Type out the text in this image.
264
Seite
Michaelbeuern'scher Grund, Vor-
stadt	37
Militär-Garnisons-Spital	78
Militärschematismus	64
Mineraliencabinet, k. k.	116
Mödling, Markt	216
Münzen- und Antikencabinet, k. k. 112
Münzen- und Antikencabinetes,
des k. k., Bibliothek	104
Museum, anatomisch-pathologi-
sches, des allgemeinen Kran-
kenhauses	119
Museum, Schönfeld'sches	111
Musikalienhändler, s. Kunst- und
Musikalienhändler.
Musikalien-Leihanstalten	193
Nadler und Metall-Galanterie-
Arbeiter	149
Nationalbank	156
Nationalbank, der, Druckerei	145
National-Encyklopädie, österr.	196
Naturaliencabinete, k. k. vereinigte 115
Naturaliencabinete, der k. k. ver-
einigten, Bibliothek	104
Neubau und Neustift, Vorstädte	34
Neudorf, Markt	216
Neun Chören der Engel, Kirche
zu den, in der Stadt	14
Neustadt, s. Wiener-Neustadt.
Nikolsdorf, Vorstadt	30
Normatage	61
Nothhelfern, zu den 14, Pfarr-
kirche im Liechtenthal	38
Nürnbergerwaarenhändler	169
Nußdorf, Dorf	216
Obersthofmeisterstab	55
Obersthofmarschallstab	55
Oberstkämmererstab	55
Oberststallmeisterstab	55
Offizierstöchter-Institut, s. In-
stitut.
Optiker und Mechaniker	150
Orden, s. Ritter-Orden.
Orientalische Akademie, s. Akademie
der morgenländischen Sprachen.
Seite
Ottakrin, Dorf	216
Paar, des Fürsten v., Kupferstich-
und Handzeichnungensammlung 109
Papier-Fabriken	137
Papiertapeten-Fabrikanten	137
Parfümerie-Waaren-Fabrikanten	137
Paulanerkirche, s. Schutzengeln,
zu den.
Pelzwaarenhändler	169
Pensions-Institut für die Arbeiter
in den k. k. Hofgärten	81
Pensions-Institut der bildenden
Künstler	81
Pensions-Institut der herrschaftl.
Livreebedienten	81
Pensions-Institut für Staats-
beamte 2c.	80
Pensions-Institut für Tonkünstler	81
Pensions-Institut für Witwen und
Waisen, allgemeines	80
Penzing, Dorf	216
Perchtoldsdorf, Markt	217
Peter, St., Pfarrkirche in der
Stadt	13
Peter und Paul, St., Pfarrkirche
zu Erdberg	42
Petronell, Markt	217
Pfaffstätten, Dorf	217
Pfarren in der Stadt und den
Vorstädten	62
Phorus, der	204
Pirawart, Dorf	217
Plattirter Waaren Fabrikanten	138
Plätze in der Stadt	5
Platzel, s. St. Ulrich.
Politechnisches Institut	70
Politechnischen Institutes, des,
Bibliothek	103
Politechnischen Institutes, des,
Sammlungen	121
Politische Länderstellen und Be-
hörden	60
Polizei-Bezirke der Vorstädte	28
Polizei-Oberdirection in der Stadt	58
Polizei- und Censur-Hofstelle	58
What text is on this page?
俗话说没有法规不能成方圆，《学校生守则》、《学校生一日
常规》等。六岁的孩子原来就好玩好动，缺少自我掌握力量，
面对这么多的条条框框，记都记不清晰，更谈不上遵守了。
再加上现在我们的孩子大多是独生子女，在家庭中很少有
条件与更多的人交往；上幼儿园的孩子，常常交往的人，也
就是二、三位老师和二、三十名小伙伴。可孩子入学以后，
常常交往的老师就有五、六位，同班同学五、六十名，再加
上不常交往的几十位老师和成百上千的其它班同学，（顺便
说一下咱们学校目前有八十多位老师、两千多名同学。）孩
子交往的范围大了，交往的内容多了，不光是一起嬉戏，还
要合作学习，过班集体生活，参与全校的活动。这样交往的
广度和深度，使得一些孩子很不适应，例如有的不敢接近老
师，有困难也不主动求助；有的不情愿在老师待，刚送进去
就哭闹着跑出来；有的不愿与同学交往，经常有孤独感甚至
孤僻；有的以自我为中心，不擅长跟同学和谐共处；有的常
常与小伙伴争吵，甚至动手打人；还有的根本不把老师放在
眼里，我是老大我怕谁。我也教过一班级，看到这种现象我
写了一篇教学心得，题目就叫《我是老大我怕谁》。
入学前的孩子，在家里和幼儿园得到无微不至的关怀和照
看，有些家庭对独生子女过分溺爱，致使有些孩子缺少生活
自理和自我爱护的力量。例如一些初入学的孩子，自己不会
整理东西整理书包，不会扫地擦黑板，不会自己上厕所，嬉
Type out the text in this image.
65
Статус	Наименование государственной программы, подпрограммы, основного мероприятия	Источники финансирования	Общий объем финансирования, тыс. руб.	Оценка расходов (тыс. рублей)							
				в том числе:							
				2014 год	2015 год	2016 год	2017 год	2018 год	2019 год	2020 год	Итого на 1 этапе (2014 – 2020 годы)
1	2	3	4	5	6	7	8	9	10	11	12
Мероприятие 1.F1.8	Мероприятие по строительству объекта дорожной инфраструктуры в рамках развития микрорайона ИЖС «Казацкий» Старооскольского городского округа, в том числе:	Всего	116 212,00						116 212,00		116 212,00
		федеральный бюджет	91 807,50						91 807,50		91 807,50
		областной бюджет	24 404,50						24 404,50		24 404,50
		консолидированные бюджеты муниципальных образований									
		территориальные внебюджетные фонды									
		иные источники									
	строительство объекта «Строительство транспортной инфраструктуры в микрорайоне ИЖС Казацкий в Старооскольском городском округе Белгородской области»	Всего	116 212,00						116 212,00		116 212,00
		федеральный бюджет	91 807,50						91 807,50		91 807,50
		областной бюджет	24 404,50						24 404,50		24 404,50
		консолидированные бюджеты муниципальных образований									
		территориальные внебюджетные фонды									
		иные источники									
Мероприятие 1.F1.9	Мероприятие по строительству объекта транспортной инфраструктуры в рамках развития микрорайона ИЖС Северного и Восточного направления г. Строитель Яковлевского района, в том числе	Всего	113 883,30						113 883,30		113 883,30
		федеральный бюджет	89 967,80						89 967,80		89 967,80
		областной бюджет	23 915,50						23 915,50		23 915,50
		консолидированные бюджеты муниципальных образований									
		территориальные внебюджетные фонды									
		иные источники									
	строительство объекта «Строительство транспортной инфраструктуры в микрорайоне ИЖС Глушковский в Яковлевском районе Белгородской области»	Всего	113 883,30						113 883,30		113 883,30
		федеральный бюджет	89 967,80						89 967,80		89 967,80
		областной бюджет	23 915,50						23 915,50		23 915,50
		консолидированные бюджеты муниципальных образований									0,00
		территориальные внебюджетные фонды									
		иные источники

######

*WHAT IS EXPECTED*: Transcribe every entry verbatim.

*REPLY*:
Type out the text in this image.
264
Seite
Michaelbeuern'scher Grund, Vor-
stadt	37
Militär-Garnisons-Spital	78
Militärschematismus	64
Mineraliencabinet, k. k.	116
Mödling, Markt	216
Münzen- und Antikencabinet, k. k. 112
Münzen- und Antikencabinetes,
des k. k., Bibliothek	104
Museum, anatomisch-pathologi-
sches, des allgemeinen Kran-
kenhauses	119
Museum, Schönfeld'sches	111
Musikalienhändler, s. Kunst- und
Musikalienhändler.
Musikalien-Leihanstalten	193
Nadler und Metall-Galanterie-
Arbeiter	149
Nationalbank	156
Nationalbank, der, Druckerei	145
National-Encyklopädie, österr.	196
Naturaliencabinete, k. k. vereinigte 115
Naturaliencabinete, der k. k. ver-
einigten, Bibliothek	104
Neubau und Neustift, Vorstädte	34
Neudorf, Markt	216
Neun Chören der Engel, Kirche
zu den, in der Stadt	14
Neustadt, s. Wiener-Neustadt.
Nikolsdorf, Vorstadt	30
Normatage	61
Nothhelfern, zu den 14, Pfarr-
kirche im Liechtenthal	38
Nürnbergerwaarenhändler	169
Nußdorf, Dorf	216
Obersthofmeisterstab	55
Obersthofmarschallstab	55
Oberstkämmererstab	55
Oberststallmeisterstab	55
Offizierstöchter-Institut, s. In-
stitut.
Optiker und Mechaniker	150
Orden, s. Ritter-Orden.
Orientalische Akademie, s. Akademie
der morgenländischen Sprachen.
Seite
Ottakrin, Dorf	216
Paar, des Fürsten v., Kupferstich-
und Handzeichnungensammlung 109
Papier-Fabriken	137
Papiertapeten-Fabrikanten	137
Parfümerie-Waaren-Fabrikanten	137
Paulanerkirche, s. Schutzengeln,
zu den.
Pelzwaarenhändler	169
Pensions-Institut für die Arbeiter
in den k. k. Hofgärten	81
Pensions-Institut der bildenden
Künstler	81
Pensions-Institut der herrschaftl.
Livreebedienten	81
Pensions-Institut für Staats-
beamte 2c.	80
Pensions-Institut für Tonkünstler	81
Pensions-Institut für Witwen und
Waisen, allgemeines	80
Penzing, Dorf	216
Perchtoldsdorf, Markt	217
Peter, St., Pfarrkirche in der
Stadt	13
Peter und Paul, St., Pfarrkirche
zu Erdberg	42
Petronell, Markt	217
Pfaffstätten, Dorf	217
Pfarren in der Stadt und den
Vorstädten	62
Phorus, der	204
Pirawart, Dorf	217
Plattirter Waaren Fabrikanten	138
Plätze in der Stadt	5
Platzel, s. St. Ulrich.
Politechnisches Institut	70
Politechnischen Institutes, des,
Bibliothek	103
Politechnischen Institutes, des,
Sammlungen	121
Politische Länderstellen und Be-
hörden	60
Polizei-Bezirke der Vorstädte	28
Polizei-Oberdirection in der Stadt	58
Polizei- und Censur-Hofstelle	58
What text is on this page?
俗话说没有法规不能成方圆，《学校生守则》、《学校生一日
常规》等。六岁的孩子原来就好玩好动，缺少自我掌握力量，
面对这么多的条条框框，记都记不清晰，更谈不上遵守了。
再加上现在我们的孩子大多是独生子女，在家庭中很少有
条件与更多的人交往；上幼儿园的孩子，常常交往的人，也
就是二、三位老师和二、三十名小伙伴。可孩子入学以后，
常常交往的老师就有五、六位，同班同学五、六十名，再加
上不常交往的几十位老师和成百上千的其它班同学，（顺便
说一下咱们学校目前有八十多位老师、两千多名同学。）孩
子交往的范围大了，交往的内容多了，不光是一起嬉戏，还
要合作学习，过班集体生活，参与全校的活动。这样交往的
广度和深度，使得一些孩子很不适应，例如有的不敢接近老
师，有困难也不主动求助；有的不情愿在老师待，刚送进去
就哭闹着跑出来；有的不愿与同学交往，经常有孤独感甚至
孤僻；有的以自我为中心，不擅长跟同学和谐共处；有的常
常与小伙伴争吵，甚至动手打人；还有的根本不把老师放在
眼里，我是老大我怕谁。我也教过一班级，看到这种现象我
写了一篇教学心得，题目就叫《我是老大我怕谁》。
入学前的孩子，在家里和幼儿园得到无微不至的关怀和照
看，有些家庭对独生子女过分溺爱，致使有些孩子缺少生活
自理和自我爱护的力量。例如一些初入学的孩子，自己不会
整理东西整理书包，不会扫地擦黑板，不会自己上厕所，嬉
Type out the text in this image.
65
Статус	Наименование государственной программы, подпрограммы, основного мероприятия	Источники финансирования	Общий объем финансирования, тыс. руб.	Оценка расходов (тыс. рублей)							
				в том числе:							
				2014 год	2015 год	2016 год	2017 год	2018 год	2019 год	2020 год	Итого на 1 этапе (2014 – 2020 годы)
1	2	3	4	5	6	7	8	9	10	11	12
Мероприятие 1.F1.8	Мероприятие по строительству объекта дорожной инфраструктуры в рамках развития микрорайона ИЖС «Казацкий» Старооскольского городского округа, в том числе:	Всего	116 212,00						116 212,00		116 212,00
		федеральный бюджет	91 807,50						91 807,50		91 807,50
		областной бюджет	24 404,50						24 404,50		24 404,50
		консолидированные бюджеты муниципальных образований									
		территориальные внебюджетные фонды									
		иные источники									
	строительство объекта «Строительство транспортной инфраструктуры в микрорайоне ИЖС Казацкий в Старооскольском городском округе Белгородской области»	Всего	116 212,00						116 212,00		116 212,00
		федеральный бюджет	91 807,50						91 807,50		91 807,50
		областной бюджет	24 404,50						24 404,50		24 404,50
		консолидированные бюджеты муниципальных образований									
		территориальные внебюджетные фонды									
		иные источники									
Мероприятие 1.F1.9	Мероприятие по строительству объекта транспортной инфраструктуры в рамках развития микрорайона ИЖС Северного и Восточного направления г. Строитель Яковлевского района, в том числе	Всего	113 883,30						113 883,30		113 883,30
		федеральный бюджет	89 967,80						89 967,80		89 967,80
		областной бюджет	23 915,50						23 915,50		23 915,50
		консолидированные бюджеты муниципальных образований									
		территориальные внебюджетные фонды									
		иные источники									
	строительство объекта «Строительство транспортной инфраструктуры в микрорайоне ИЖС Глушковский в Яковлевском районе Белгородской области»	Всего	113 883,30						113 883,30		113 883,30
		федеральный бюджет	89 967,80						89 967,80		89 967,80
		областной бюджет	23 915,50						23 915,50		23 915,50
		консолидированные бюджеты муниципальных образований									0,00
		территориальные внебюджетные фонды									
		иные источники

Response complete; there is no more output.